## TASK TO COMPLETE
Could you copy out the rows below, swapping "heart-outline-icon" for "like-icon" wherever it appears and leaving everything else as it is?

## DATA PROVIDED
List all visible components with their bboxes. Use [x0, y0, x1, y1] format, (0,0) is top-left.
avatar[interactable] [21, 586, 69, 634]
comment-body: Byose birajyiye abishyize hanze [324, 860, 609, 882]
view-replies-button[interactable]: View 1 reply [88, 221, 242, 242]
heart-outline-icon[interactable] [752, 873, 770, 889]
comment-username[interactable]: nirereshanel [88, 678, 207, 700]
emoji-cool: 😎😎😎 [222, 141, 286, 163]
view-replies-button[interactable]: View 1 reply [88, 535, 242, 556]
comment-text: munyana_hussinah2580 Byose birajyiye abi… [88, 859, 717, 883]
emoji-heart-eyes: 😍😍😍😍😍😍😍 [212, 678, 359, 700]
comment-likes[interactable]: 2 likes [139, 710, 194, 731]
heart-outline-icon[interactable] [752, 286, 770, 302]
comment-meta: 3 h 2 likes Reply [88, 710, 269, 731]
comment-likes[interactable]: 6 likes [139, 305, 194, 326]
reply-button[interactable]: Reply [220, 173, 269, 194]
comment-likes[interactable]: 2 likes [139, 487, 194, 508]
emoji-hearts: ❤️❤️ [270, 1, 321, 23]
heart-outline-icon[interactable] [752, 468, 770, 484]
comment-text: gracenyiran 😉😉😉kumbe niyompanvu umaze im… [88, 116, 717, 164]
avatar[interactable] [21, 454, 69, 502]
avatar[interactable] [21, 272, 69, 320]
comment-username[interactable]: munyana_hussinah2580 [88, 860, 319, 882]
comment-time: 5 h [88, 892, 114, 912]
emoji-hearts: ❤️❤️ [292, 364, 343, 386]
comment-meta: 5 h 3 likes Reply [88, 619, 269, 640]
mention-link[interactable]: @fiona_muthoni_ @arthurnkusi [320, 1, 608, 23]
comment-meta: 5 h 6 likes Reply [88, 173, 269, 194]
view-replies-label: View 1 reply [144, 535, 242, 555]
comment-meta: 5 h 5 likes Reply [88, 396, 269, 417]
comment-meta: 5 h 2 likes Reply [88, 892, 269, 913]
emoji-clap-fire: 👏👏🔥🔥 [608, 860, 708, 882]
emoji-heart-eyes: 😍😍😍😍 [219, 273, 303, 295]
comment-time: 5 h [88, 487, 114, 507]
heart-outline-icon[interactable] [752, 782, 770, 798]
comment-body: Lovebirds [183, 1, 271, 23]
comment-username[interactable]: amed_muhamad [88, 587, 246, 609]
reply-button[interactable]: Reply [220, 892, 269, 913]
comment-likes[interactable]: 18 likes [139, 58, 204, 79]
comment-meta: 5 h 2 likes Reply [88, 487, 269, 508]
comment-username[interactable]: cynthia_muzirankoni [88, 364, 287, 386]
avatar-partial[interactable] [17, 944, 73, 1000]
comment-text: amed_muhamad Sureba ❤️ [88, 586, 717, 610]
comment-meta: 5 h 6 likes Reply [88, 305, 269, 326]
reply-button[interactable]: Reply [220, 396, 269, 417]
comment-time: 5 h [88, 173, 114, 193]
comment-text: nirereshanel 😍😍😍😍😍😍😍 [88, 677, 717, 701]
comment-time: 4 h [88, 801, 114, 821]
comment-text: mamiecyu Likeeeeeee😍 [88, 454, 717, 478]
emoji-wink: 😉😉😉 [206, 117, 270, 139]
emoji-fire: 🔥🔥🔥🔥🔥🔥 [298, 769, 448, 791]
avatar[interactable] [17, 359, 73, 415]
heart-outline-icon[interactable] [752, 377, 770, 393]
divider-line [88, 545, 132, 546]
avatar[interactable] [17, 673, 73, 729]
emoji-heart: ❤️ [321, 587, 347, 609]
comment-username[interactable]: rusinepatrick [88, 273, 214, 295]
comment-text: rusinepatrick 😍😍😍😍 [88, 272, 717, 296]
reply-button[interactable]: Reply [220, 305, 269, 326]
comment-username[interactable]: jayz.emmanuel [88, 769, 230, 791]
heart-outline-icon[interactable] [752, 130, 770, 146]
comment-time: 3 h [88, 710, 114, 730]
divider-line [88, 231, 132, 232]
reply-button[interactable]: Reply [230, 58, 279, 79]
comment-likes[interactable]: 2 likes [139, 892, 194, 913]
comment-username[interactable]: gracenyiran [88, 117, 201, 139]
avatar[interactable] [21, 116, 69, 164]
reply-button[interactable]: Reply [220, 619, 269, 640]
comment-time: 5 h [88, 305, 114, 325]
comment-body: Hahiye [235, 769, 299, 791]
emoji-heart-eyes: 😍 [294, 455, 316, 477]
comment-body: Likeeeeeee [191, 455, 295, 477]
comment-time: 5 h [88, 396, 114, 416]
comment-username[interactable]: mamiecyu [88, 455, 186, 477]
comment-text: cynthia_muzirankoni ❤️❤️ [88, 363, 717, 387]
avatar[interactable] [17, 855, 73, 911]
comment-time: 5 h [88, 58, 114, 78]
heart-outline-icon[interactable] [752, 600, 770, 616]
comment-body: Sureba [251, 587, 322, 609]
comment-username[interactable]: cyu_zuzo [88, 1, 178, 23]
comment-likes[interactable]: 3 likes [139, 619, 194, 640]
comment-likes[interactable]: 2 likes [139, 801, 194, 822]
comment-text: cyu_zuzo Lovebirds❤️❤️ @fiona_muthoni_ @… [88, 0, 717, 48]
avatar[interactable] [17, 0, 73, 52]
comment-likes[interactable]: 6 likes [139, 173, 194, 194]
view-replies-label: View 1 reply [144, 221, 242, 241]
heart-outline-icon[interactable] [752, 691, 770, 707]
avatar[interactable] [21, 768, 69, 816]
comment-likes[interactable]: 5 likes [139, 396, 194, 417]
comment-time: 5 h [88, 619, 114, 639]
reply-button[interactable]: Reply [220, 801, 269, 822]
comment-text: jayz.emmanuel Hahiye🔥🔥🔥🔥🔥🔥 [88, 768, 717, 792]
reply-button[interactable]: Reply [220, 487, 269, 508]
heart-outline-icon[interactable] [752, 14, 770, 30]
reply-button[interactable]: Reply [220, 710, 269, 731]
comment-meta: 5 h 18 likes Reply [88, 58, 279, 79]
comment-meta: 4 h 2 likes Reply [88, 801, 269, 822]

## TASK OUTPUT
List all visible components with their bboxes. Use [x0, y0, x1, y1] format, (0,0) is top-left.
avatar[interactable] [21, 586, 69, 634]
comment-body: Byose birajyiye abishyize hanze [324, 860, 609, 882]
view-replies-button[interactable]: View 1 reply [88, 221, 242, 242]
like-icon[interactable] [752, 873, 770, 889]
comment-username[interactable]: nirereshanel [88, 678, 207, 700]
emoji-cool: 😎😎😎 [222, 141, 286, 163]
view-replies-button[interactable]: View 1 reply [88, 535, 242, 556]
comment-text: munyana_hussinah2580 Byose birajyiye abi… [88, 859, 717, 883]
emoji-heart-eyes: 😍😍😍😍😍😍😍 [212, 678, 359, 700]
comment-likes[interactable]: 2 likes [139, 710, 194, 731]
like-icon[interactable] [752, 286, 770, 302]
comment-meta: 3 h 2 likes Reply [88, 710, 269, 731]
comment-likes[interactable]: 6 likes [139, 305, 194, 326]
reply-button[interactable]: Reply [220, 173, 269, 194]
comment-likes[interactable]: 2 likes [139, 487, 194, 508]
emoji-hearts: ❤️❤️ [270, 1, 321, 23]
like-icon[interactable] [752, 468, 770, 484]
comment-text: gracenyiran 😉😉😉kumbe niyompanvu umaze im… [88, 116, 717, 164]
avatar[interactable] [21, 454, 69, 502]
avatar[interactable] [21, 272, 69, 320]
comment-username[interactable]: munyana_hussinah2580 [88, 860, 319, 882]
comment-time: 5 h [88, 892, 114, 912]
emoji-hearts: ❤️❤️ [292, 364, 343, 386]
comment-meta: 5 h 3 likes Reply [88, 619, 269, 640]
mention-link[interactable]: @fiona_muthoni_ @arthurnkusi [320, 1, 608, 23]
comment-meta: 5 h 6 likes Reply [88, 173, 269, 194]
view-replies-label: View 1 reply [144, 535, 242, 555]
comment-meta: 5 h 5 likes Reply [88, 396, 269, 417]
comment-meta: 5 h 2 likes Reply [88, 892, 269, 913]
emoji-clap-fire: 👏👏🔥🔥 [608, 860, 708, 882]
emoji-heart-eyes: 😍😍😍😍 [219, 273, 303, 295]
comment-time: 5 h [88, 487, 114, 507]
like-icon[interactable] [752, 782, 770, 798]
comment-body: Lovebirds [183, 1, 271, 23]
comment-username[interactable]: amed_muhamad [88, 587, 246, 609]
reply-button[interactable]: Reply [220, 892, 269, 913]
comment-likes[interactable]: 18 likes [139, 58, 204, 79]
comment-meta: 5 h 2 likes Reply [88, 487, 269, 508]
comment-username[interactable]: cynthia_muzirankoni [88, 364, 287, 386]
avatar-partial[interactable] [17, 944, 73, 1000]
comment-text: amed_muhamad Sureba ❤️ [88, 586, 717, 610]
comment-meta: 5 h 6 likes Reply [88, 305, 269, 326]
reply-button[interactable]: Reply [220, 396, 269, 417]
comment-time: 5 h [88, 173, 114, 193]
comment-text: nirereshanel 😍😍😍😍😍😍😍 [88, 677, 717, 701]
comment-time: 4 h [88, 801, 114, 821]
comment-text: mamiecyu Likeeeeeee😍 [88, 454, 717, 478]
emoji-wink: 😉😉😉 [206, 117, 270, 139]
emoji-fire: 🔥🔥🔥🔥🔥🔥 [298, 769, 448, 791]
avatar[interactable] [17, 359, 73, 415]
like-icon[interactable] [752, 377, 770, 393]
divider-line [88, 545, 132, 546]
avatar[interactable] [17, 673, 73, 729]
emoji-heart: ❤️ [321, 587, 347, 609]
comment-username[interactable]: rusinepatrick [88, 273, 214, 295]
comment-text: rusinepatrick 😍😍😍😍 [88, 272, 717, 296]
reply-button[interactable]: Reply [220, 305, 269, 326]
comment-username[interactable]: jayz.emmanuel [88, 769, 230, 791]
like-icon[interactable] [752, 130, 770, 146]
comment-time: 3 h [88, 710, 114, 730]
divider-line [88, 231, 132, 232]
reply-button[interactable]: Reply [230, 58, 279, 79]
comment-likes[interactable]: 2 likes [139, 892, 194, 913]
comment-username[interactable]: gracenyiran [88, 117, 201, 139]
avatar[interactable] [21, 116, 69, 164]
reply-button[interactable]: Reply [220, 619, 269, 640]
comment-time: 5 h [88, 305, 114, 325]
comment-body: Hahiye [235, 769, 299, 791]
emoji-heart-eyes: 😍 [294, 455, 316, 477]
comment-body: Likeeeeeee [191, 455, 295, 477]
comment-time: 5 h [88, 396, 114, 416]
comment-username[interactable]: mamiecyu [88, 455, 186, 477]
comment-text: cynthia_muzirankoni ❤️❤️ [88, 363, 717, 387]
avatar[interactable] [17, 855, 73, 911]
comment-time: 5 h [88, 58, 114, 78]
like-icon[interactable] [752, 600, 770, 616]
comment-body: Sureba [251, 587, 322, 609]
comment-username[interactable]: cyu_zuzo [88, 1, 178, 23]
comment-likes[interactable]: 3 likes [139, 619, 194, 640]
comment-likes[interactable]: 2 likes [139, 801, 194, 822]
comment-text: cyu_zuzo Lovebirds❤️❤️ @fiona_muthoni_ @… [88, 0, 717, 48]
avatar[interactable] [17, 0, 73, 52]
comment-likes[interactable]: 6 likes [139, 173, 194, 194]
view-replies-label: View 1 reply [144, 221, 242, 241]
like-icon[interactable] [752, 691, 770, 707]
avatar[interactable] [21, 768, 69, 816]
comment-likes[interactable]: 5 likes [139, 396, 194, 417]
comment-time: 5 h [88, 619, 114, 639]
reply-button[interactable]: Reply [220, 801, 269, 822]
comment-text: jayz.emmanuel Hahiye🔥🔥🔥🔥🔥🔥 [88, 768, 717, 792]
reply-button[interactable]: Reply [220, 487, 269, 508]
like-icon[interactable] [752, 14, 770, 30]
reply-button[interactable]: Reply [220, 710, 269, 731]
comment-meta: 5 h 18 likes Reply [88, 58, 279, 79]
comment-meta: 4 h 2 likes Reply [88, 801, 269, 822]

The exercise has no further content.